### WHAT IS BEING ASKED
Only lines with the word "Care" are needed; collect each of them from the listing below.

#### THE RECORDS

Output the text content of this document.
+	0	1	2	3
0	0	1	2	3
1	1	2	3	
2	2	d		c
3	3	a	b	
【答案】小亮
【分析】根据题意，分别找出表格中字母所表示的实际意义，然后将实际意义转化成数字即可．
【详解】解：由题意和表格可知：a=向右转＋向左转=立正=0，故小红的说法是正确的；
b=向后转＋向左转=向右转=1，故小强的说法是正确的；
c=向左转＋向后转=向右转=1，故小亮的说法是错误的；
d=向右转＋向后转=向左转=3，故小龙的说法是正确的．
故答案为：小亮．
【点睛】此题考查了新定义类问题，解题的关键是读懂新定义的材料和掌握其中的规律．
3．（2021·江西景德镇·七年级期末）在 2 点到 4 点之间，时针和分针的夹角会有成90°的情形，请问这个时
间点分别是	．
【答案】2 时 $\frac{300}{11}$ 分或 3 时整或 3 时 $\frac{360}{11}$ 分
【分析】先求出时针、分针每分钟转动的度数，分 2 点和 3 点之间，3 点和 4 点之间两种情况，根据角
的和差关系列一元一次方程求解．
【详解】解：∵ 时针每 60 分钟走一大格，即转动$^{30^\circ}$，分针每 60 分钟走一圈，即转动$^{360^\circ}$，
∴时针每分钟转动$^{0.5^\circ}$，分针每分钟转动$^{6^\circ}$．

########
#### THE RECORDS

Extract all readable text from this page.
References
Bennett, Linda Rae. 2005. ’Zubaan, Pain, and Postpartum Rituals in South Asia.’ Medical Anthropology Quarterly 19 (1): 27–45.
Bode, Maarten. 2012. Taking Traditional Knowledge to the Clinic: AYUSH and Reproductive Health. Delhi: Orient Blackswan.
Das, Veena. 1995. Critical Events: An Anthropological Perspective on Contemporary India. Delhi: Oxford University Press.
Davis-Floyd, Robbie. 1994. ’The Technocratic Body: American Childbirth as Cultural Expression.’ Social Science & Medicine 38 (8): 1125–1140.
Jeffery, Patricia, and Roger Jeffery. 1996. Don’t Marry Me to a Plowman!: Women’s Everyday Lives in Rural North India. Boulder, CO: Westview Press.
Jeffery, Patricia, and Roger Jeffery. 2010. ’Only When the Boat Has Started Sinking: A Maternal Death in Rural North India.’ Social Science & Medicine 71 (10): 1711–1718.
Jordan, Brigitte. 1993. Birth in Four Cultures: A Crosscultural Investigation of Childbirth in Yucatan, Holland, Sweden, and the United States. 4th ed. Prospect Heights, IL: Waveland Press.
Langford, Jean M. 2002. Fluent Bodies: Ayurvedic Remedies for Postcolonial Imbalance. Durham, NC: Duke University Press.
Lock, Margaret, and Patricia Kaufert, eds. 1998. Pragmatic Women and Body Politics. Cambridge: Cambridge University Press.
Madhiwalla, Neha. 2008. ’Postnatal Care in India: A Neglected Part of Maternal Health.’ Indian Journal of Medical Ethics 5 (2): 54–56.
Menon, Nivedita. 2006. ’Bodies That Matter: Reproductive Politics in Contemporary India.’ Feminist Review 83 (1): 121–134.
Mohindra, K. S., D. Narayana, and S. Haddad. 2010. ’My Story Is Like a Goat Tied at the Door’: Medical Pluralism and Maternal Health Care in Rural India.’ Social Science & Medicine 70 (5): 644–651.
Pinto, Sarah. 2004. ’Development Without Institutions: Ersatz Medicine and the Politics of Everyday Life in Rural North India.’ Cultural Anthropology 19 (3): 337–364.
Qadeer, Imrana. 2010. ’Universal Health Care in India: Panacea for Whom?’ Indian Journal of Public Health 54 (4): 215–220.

########

### CORRECT OUTPUT
Madhiwalla, Neha. 2008. ’Postnatal Care in India: A Neglected Part of Maternal Health.’ Indian Journal of Medical Ethics 5 (2): 54–56.
Mohindra, K. S., D. Narayana, and S. Haddad. 2010. ’My Story Is Like a Goat Tied at the Door’: Medical Pluralism and Maternal Health Care in Rural India.’ Social Science & Medicine 70 (5): 644–651.
Qadeer, Imrana. 2010. ’Universal Health Care in India: Panacea for Whom?’ Indian Journal of Public Health 54 (4): 215–220.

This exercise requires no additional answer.